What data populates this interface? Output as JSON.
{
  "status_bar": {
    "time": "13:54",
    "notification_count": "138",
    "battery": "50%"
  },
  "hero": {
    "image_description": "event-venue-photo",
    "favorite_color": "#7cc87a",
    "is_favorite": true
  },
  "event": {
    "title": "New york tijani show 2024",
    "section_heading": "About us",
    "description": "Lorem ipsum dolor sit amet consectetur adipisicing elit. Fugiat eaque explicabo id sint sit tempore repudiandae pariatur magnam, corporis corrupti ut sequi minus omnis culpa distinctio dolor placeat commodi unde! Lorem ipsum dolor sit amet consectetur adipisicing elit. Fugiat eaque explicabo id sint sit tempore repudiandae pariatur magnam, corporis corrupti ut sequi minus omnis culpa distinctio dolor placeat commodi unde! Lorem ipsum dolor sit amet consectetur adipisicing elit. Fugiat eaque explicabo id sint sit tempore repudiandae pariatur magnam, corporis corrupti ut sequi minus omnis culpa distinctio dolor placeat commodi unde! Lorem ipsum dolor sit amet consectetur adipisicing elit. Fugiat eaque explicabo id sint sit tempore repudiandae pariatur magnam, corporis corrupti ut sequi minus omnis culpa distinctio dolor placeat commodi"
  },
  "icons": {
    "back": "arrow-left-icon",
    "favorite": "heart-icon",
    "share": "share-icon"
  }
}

━━━━━━

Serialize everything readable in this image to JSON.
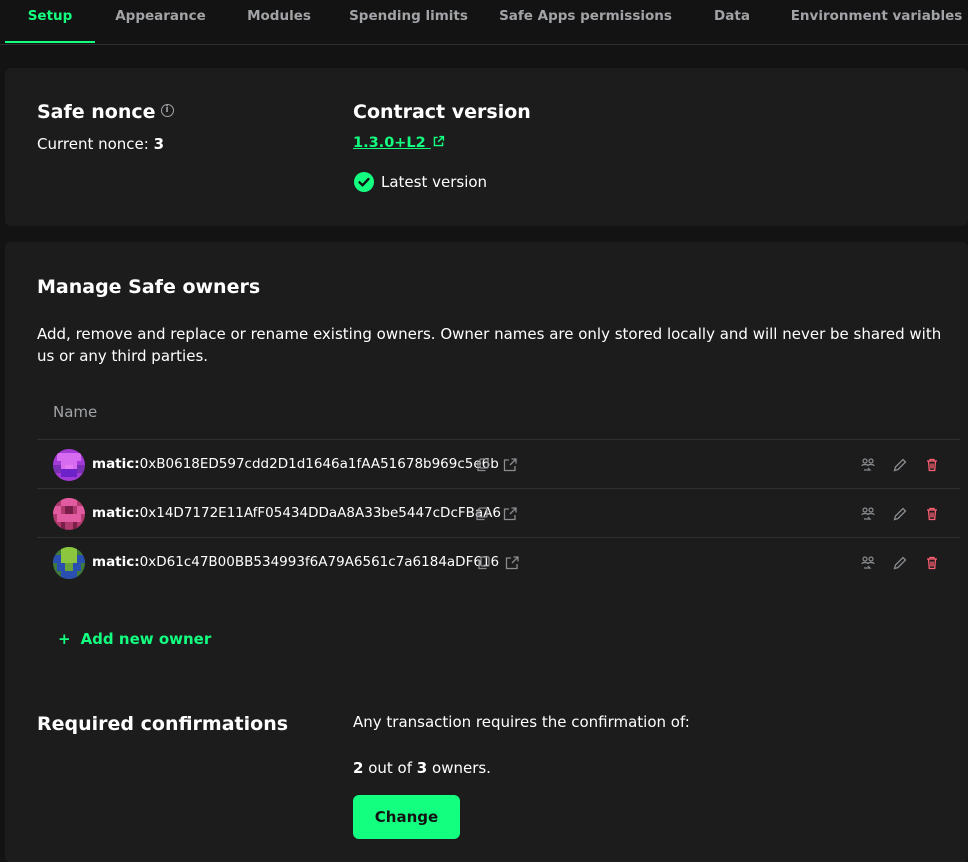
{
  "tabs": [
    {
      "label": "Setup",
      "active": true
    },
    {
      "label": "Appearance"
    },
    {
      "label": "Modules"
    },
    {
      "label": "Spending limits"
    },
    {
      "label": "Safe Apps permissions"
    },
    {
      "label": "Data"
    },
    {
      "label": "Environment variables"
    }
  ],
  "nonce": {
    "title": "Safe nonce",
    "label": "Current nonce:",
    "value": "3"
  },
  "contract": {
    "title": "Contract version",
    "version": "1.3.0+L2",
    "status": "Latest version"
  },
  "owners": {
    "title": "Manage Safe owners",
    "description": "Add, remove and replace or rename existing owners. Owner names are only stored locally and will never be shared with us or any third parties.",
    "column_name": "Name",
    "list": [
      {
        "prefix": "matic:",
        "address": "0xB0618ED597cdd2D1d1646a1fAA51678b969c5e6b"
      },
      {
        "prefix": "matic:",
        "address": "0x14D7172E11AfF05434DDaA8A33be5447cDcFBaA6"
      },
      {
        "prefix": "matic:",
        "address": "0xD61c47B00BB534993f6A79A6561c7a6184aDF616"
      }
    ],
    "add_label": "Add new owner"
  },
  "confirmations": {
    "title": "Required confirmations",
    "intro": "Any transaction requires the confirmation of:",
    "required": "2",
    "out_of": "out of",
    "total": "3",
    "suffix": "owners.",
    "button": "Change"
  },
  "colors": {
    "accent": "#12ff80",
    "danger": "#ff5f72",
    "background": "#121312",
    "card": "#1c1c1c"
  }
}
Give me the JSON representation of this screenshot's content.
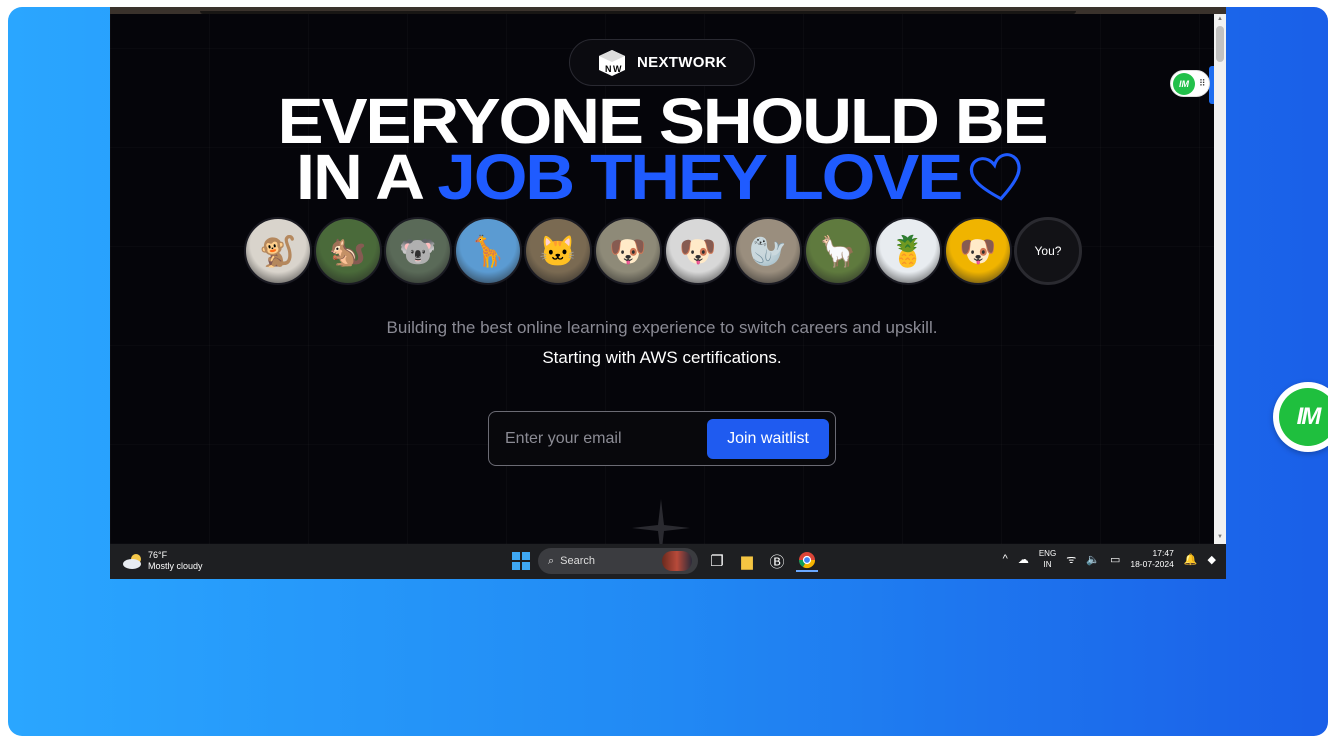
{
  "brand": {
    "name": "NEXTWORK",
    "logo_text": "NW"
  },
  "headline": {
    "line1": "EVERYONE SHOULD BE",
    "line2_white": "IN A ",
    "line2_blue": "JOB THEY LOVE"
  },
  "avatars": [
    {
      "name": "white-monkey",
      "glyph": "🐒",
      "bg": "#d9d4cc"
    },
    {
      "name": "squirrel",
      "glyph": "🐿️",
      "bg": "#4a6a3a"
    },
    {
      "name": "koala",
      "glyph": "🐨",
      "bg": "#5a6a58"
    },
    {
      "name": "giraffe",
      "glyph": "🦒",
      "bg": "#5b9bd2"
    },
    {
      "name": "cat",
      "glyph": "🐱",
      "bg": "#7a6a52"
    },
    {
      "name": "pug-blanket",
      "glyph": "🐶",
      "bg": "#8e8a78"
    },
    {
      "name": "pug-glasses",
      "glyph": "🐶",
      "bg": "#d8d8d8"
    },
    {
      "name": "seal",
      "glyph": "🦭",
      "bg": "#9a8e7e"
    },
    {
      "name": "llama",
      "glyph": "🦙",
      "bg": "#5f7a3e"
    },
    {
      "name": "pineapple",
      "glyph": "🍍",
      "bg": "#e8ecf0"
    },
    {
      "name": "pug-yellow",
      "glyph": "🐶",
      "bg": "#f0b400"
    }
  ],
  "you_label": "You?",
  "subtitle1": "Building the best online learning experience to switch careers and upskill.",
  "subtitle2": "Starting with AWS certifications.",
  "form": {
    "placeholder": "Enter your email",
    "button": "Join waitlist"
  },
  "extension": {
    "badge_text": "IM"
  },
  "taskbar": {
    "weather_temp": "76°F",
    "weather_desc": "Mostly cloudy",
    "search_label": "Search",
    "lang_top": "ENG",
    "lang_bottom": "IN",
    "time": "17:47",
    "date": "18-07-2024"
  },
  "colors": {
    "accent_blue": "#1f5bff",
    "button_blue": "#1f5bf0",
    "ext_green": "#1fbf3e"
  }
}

━━━━━━

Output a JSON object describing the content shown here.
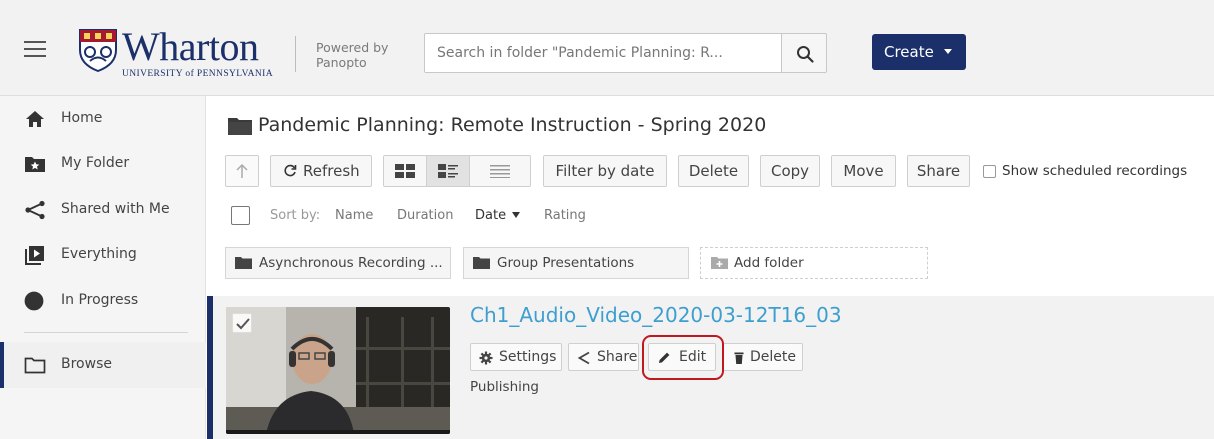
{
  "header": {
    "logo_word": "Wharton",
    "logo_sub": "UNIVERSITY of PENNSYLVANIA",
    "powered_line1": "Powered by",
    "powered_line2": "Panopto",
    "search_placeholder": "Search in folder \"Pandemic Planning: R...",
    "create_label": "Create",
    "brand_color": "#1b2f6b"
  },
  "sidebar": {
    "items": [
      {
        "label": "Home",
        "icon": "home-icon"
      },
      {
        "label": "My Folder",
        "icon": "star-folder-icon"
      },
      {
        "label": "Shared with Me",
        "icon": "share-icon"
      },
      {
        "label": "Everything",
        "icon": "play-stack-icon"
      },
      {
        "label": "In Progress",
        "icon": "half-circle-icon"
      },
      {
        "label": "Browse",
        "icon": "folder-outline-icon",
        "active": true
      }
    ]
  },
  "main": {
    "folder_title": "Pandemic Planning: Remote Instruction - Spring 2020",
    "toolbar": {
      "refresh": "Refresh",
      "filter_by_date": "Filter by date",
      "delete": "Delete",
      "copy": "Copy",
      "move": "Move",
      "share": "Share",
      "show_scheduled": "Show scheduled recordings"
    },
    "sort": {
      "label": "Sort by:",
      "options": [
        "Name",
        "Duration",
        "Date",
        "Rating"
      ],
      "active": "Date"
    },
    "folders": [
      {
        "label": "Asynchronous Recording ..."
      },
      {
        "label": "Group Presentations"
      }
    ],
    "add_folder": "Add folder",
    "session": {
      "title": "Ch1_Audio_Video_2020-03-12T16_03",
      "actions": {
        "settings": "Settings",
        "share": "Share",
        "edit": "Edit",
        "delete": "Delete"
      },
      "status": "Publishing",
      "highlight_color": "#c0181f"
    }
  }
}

━━━━━━

Written exercise: Write out every line of the data that holds the word "Planning".

Answer below:
    "search_placeholder": "Search in folder \"Pandemic Planning: R...",
    "folder_title": "Pandemic Planning: Remote Instruction - Spring 2020",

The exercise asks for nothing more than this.